BEGIN

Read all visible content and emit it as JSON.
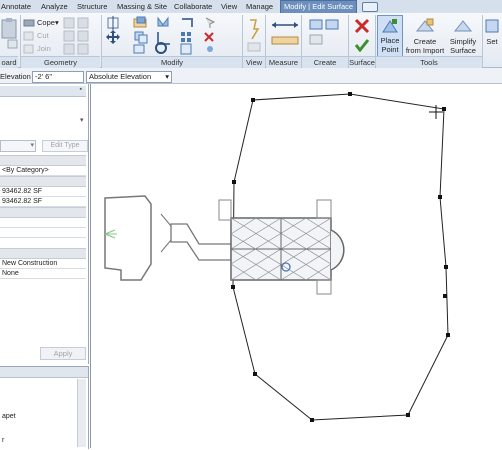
{
  "ribbon_tabs": [
    "Annotate",
    "Analyze",
    "Structure",
    "Massing & Site",
    "Collaborate",
    "View",
    "Manage",
    "Modify | Edit Surface"
  ],
  "clipboard_panel_label": "oard",
  "geometry": {
    "cope": "Cope",
    "cut": "Cut",
    "join": "Join",
    "label": "Geometry"
  },
  "panels": {
    "modify": "Modify",
    "view": "View",
    "measure": "Measure",
    "create": "Create",
    "surface": "Surface",
    "tools": "Tools"
  },
  "tools": {
    "place_point": [
      "Place",
      "Point"
    ],
    "create_from_import": [
      "Create",
      "from Import"
    ],
    "simplify_surface": [
      "Simplify",
      "Surface"
    ],
    "set": "Set"
  },
  "options_bar": {
    "elevation_label": "Elevation",
    "elevation_value": "-2'  6\"",
    "mode": "Absolute Elevation"
  },
  "properties": {
    "type_selector_button": "Edit Type",
    "by_category": "<By Category>",
    "area_1": "93462.82 SF",
    "area_2": "93462.82 SF",
    "phase_created": "New Construction",
    "phase_demolished": "None",
    "apply": "Apply"
  },
  "browser": {
    "item_1": "apet",
    "item_2": "r"
  },
  "colors": {
    "accent": "#4d7ab5",
    "ribbon_active": "#6d8fbd",
    "cancel_red": "#cc2a2a",
    "finish_green": "#3d8f2d"
  },
  "icons": [
    "paste-icon",
    "cope-icon",
    "cut-icon",
    "join-icon",
    "align-icon",
    "offset-icon",
    "mirror-icon",
    "move-icon",
    "copy-icon",
    "rotate-icon",
    "trim-icon",
    "split-icon",
    "array-icon",
    "scale-icon",
    "pin-icon",
    "delete-icon",
    "hide-icon",
    "measure-icon",
    "create-icon",
    "cancel-icon",
    "finish-icon",
    "place-point-icon",
    "create-from-import-icon",
    "simplify-surface-icon",
    "set-icon",
    "crosshair-cursor-icon"
  ]
}
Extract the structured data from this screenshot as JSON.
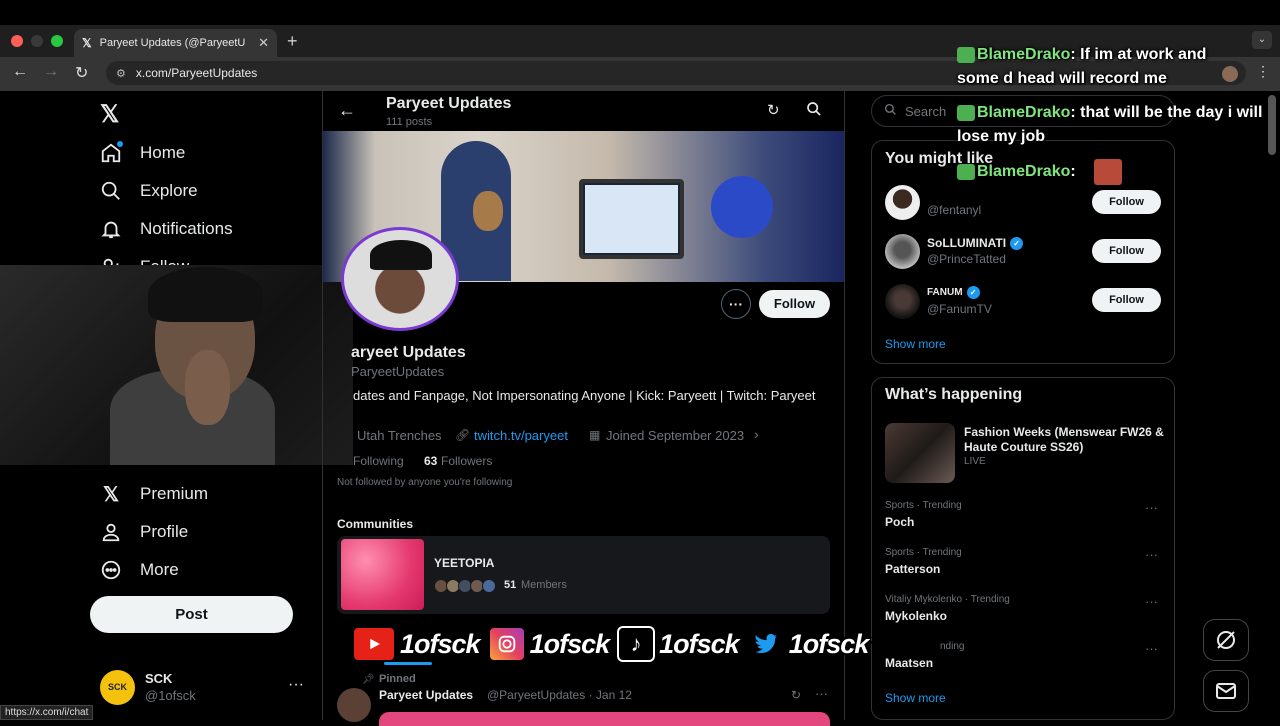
{
  "browser": {
    "tab_title": "Paryeet Updates (@ParyeetU",
    "url": "x.com/ParyeetUpdates",
    "status_url": "https://x.com/i/chat"
  },
  "nav": {
    "items": [
      {
        "label": "Home",
        "icon": "home-icon"
      },
      {
        "label": "Explore",
        "icon": "search-icon"
      },
      {
        "label": "Notifications",
        "icon": "bell-icon"
      },
      {
        "label": "Follow",
        "icon": "follow-icon"
      },
      {
        "label": "Premium",
        "icon": "x-logo-icon"
      },
      {
        "label": "Profile",
        "icon": "person-icon"
      },
      {
        "label": "More",
        "icon": "more-circle-icon"
      }
    ],
    "post_label": "Post"
  },
  "account": {
    "name": "SCK",
    "handle": "@1ofsck",
    "avatar_text": "SCK"
  },
  "profile": {
    "header_name": "Paryeet Updates",
    "posts_count": "111 posts",
    "name": "aryeet Updates",
    "handle": "ParyeetUpdates",
    "bio": "dates and Fanpage, Not Impersonating Anyone | Kick: Paryeett | Twitch: Paryeet",
    "location": "Utah Trenches",
    "link": "twitch.tv/paryeet",
    "joined": "Joined September 2023",
    "following_label": "Following",
    "followers_count": "63",
    "followers_label": "Followers",
    "not_followed": "Not followed by anyone you're following",
    "follow_label": "Follow",
    "more_label": "···"
  },
  "communities": {
    "heading": "Communities",
    "name": "YEETOPIA",
    "member_count": "51",
    "members_label": "Members"
  },
  "pinned_post": {
    "pinned_label": "Pinned",
    "author": "Paryeet Updates",
    "handle_date": "@ParyeetUpdates · Jan 12"
  },
  "right": {
    "search_placeholder": "Search",
    "suggestions_heading": "You might like",
    "suggestions": [
      {
        "name": "",
        "handle": "@fentanyl",
        "verified": false,
        "follow": "Follow"
      },
      {
        "name": "SoLLUMINATI",
        "handle": "@PrinceTatted",
        "verified": true,
        "follow": "Follow"
      },
      {
        "name": "FANUM",
        "handle": "@FanumTV",
        "verified": true,
        "follow": "Follow"
      }
    ],
    "show_more": "Show more",
    "happening_heading": "What’s happening",
    "featured": {
      "title": "Fashion Weeks (Menswear FW26 & Haute Couture SS26)",
      "status": "LIVE"
    },
    "trends": [
      {
        "meta": "Sports · Trending",
        "name": "Poch"
      },
      {
        "meta": "Sports · Trending",
        "name": "Patterson"
      },
      {
        "meta": "Vitaliy Mykolenko · Trending",
        "name": "Mykolenko"
      },
      {
        "meta": "nding",
        "name": "Maatsen"
      }
    ]
  },
  "chat": [
    {
      "user": "BlameDrako",
      "message": "If im at work and some d head will record me"
    },
    {
      "user": "BlameDrako",
      "message": "that will be the day i will lose my job"
    },
    {
      "user": "BlameDrako",
      "message": ""
    }
  ],
  "social": {
    "handle": "1ofsck",
    "platforms": [
      "youtube-icon",
      "instagram-icon",
      "tiktok-icon",
      "twitter-icon"
    ]
  },
  "colors": {
    "accent": "#1d9bf0",
    "background": "#000000",
    "muted": "#71767b",
    "chat_user": "#7fe57f"
  }
}
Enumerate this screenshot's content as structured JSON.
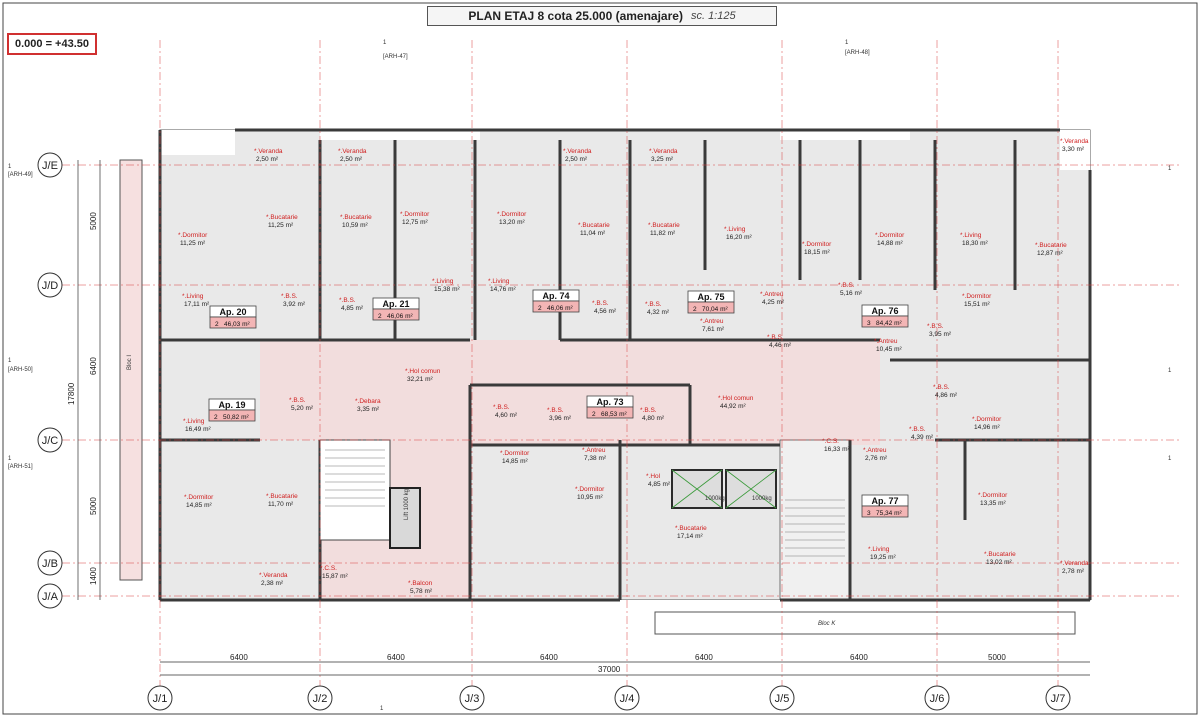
{
  "title": "PLAN ETAJ 8 cota 25.000 (amenajare)",
  "scale": "sc. 1:125",
  "reference_level": "0.000 = +43.50",
  "grid_rows": [
    "J/E",
    "J/D",
    "J/C",
    "J/B",
    "J/A"
  ],
  "grid_cols": [
    "J/1",
    "J/2",
    "J/3",
    "J/4",
    "J/5",
    "J/6",
    "J/7"
  ],
  "ref_labels": [
    "[ARH-47]",
    "[ARH-48]",
    "[ARH-49]",
    "[ARH-50]",
    "[ARH-51]"
  ],
  "section_mark": "1",
  "left_dims": [
    "5000",
    "6400",
    "5000",
    "1400"
  ],
  "left_total": "17800",
  "bottom_dims": [
    "6400",
    "6400",
    "6400",
    "6400",
    "6400",
    "5000"
  ],
  "bottom_total": "37000",
  "bloc_left": "Bloc I",
  "bloc_bottom": "Bloc K",
  "apartments": [
    {
      "name": "Ap. 20",
      "rooms": "2",
      "area": "46,03 m²"
    },
    {
      "name": "Ap. 21",
      "rooms": "2",
      "area": "46,06 m²"
    },
    {
      "name": "Ap. 74",
      "rooms": "2",
      "area": "46,06 m²"
    },
    {
      "name": "Ap. 75",
      "rooms": "2",
      "area": "70,04 m²"
    },
    {
      "name": "Ap. 76",
      "rooms": "3",
      "area": "84,42 m²"
    },
    {
      "name": "Ap. 19",
      "rooms": "2",
      "area": "50,82 m²"
    },
    {
      "name": "Ap. 73",
      "rooms": "2",
      "area": "68,53 m²"
    },
    {
      "name": "Ap. 77",
      "rooms": "3",
      "area": "75,34 m²"
    }
  ],
  "rooms": [
    {
      "name": "*.Veranda",
      "area": "2,50 m²"
    },
    {
      "name": "*.Veranda",
      "area": "2,50 m²"
    },
    {
      "name": "*.Veranda",
      "area": "2,50 m²"
    },
    {
      "name": "*.Veranda",
      "area": "3,25 m²"
    },
    {
      "name": "*.Veranda",
      "area": "3,30 m²"
    },
    {
      "name": "*.Bucatarie",
      "area": "11,25 m²"
    },
    {
      "name": "*.Bucatarie",
      "area": "10,59 m²"
    },
    {
      "name": "*.Dormitor",
      "area": "12,75 m²"
    },
    {
      "name": "*.Dormitor",
      "area": "13,20 m²"
    },
    {
      "name": "*.Bucatarie",
      "area": "11,04 m²"
    },
    {
      "name": "*.Bucatarie",
      "area": "11,82 m²"
    },
    {
      "name": "*.Living",
      "area": "16,20 m²"
    },
    {
      "name": "*.Dormitor",
      "area": "18,15 m²"
    },
    {
      "name": "*.Dormitor",
      "area": "14,88 m²"
    },
    {
      "name": "*.Living",
      "area": "18,30 m²"
    },
    {
      "name": "*.Bucatarie",
      "area": "12,87 m²"
    },
    {
      "name": "*.Dormitor",
      "area": "11,25 m²"
    },
    {
      "name": "*.Living",
      "area": "15,38 m²"
    },
    {
      "name": "*.Living",
      "area": "14,76 m²"
    },
    {
      "name": "*.Living",
      "area": "17,11 m²"
    },
    {
      "name": "*.B.S.",
      "area": "3,92 m²"
    },
    {
      "name": "*.B.S.",
      "area": "4,85 m²"
    },
    {
      "name": "*.B.S.",
      "area": "4,56 m²"
    },
    {
      "name": "*.B.S.",
      "area": "4,32 m²"
    },
    {
      "name": "*.Antreu",
      "area": "4,25 m²"
    },
    {
      "name": "*.B.S.",
      "area": "5,16 m²"
    },
    {
      "name": "*.Dormitor",
      "area": "15,51 m²"
    },
    {
      "name": "*.Antreu",
      "area": "7,61 m²"
    },
    {
      "name": "*.B.S.",
      "area": "4,46 m²"
    },
    {
      "name": "*.Antreu",
      "area": "10,45 m²"
    },
    {
      "name": "*.B.S.",
      "area": "3,95 m²"
    },
    {
      "name": "*.Hol comun",
      "area": "32,21 m²"
    },
    {
      "name": "*.Living",
      "area": "16,49 m²"
    },
    {
      "name": "*.B.S.",
      "area": "5,20 m²"
    },
    {
      "name": "*.Debara",
      "area": "3,35 m²"
    },
    {
      "name": "*.B.S.",
      "area": "4,60 m²"
    },
    {
      "name": "*.B.S.",
      "area": "3,96 m²"
    },
    {
      "name": "*.B.S.",
      "area": "4,80 m²"
    },
    {
      "name": "*.Hol comun",
      "area": "44,92 m²"
    },
    {
      "name": "*.B.S.",
      "area": "4,86 m²"
    },
    {
      "name": "*.Dormitor",
      "area": "14,96 m²"
    },
    {
      "name": "*.B.S.",
      "area": "4,39 m²"
    },
    {
      "name": "*.Antreu",
      "area": "2,76 m²"
    },
    {
      "name": "*.C.S.",
      "area": "16,33 m²"
    },
    {
      "name": "*.Dormitor",
      "area": "14,85 m²"
    },
    {
      "name": "*.Antreu",
      "area": "7,38 m²"
    },
    {
      "name": "*.Dormitor",
      "area": "10,95 m²"
    },
    {
      "name": "*.Hol",
      "area": "4,85 m²"
    },
    {
      "name": "*.Dormitor",
      "area": "14,85 m²"
    },
    {
      "name": "*.Bucatarie",
      "area": "11,70 m²"
    },
    {
      "name": "*.Bucatarie",
      "area": "17,14 m²"
    },
    {
      "name": "*.Dormitor",
      "area": "13,35 m²"
    },
    {
      "name": "*.Veranda",
      "area": "2,38 m²"
    },
    {
      "name": "*.C.S.",
      "area": "15,87 m²"
    },
    {
      "name": "*.Balcon",
      "area": "5,78 m²"
    },
    {
      "name": "*.Living",
      "area": "19,25 m²"
    },
    {
      "name": "*.Bucatarie",
      "area": "13,02 m²"
    },
    {
      "name": "*.Veranda",
      "area": "2,78 m²"
    }
  ],
  "elevator_labels": [
    "1000kg",
    "1000kg"
  ],
  "stair_label": "Lift 1000 kg"
}
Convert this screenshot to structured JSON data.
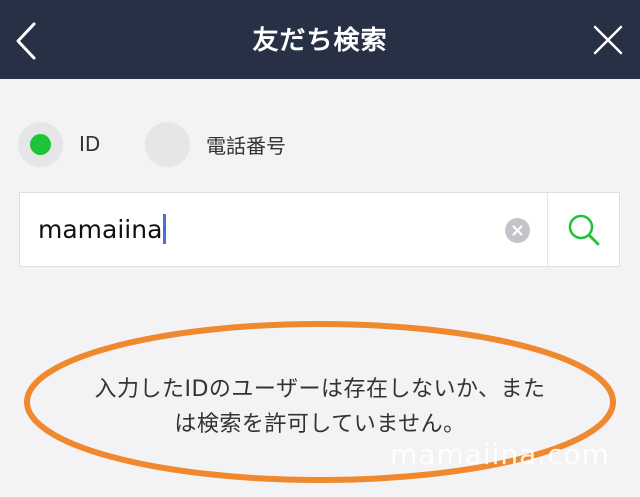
{
  "header": {
    "title": "友だち検索",
    "background_color": "#283046"
  },
  "search_type": {
    "options": [
      {
        "label": "ID",
        "selected": true
      },
      {
        "label": "電話番号",
        "selected": false
      }
    ],
    "selected_color": "#1ec337"
  },
  "search": {
    "value": "mamaiina"
  },
  "result": {
    "message_line1": "入力したIDのユーザーは存在しないか、また",
    "message_line2": "は検索を許可していません。"
  },
  "annotation": {
    "ellipse_color": "#f0882e"
  },
  "watermark": {
    "text": "mamaiina.com"
  }
}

END

• **Written instruction**:
Copy all lines from the listing that contain "JSON".

• **Finished answer**:
Read all visible content and emit it as JSON.
Extract the structured data from this screenshot as JSON.
Enumerate this screenshot's content as structured JSON.
Convert this screenshot to structured JSON data.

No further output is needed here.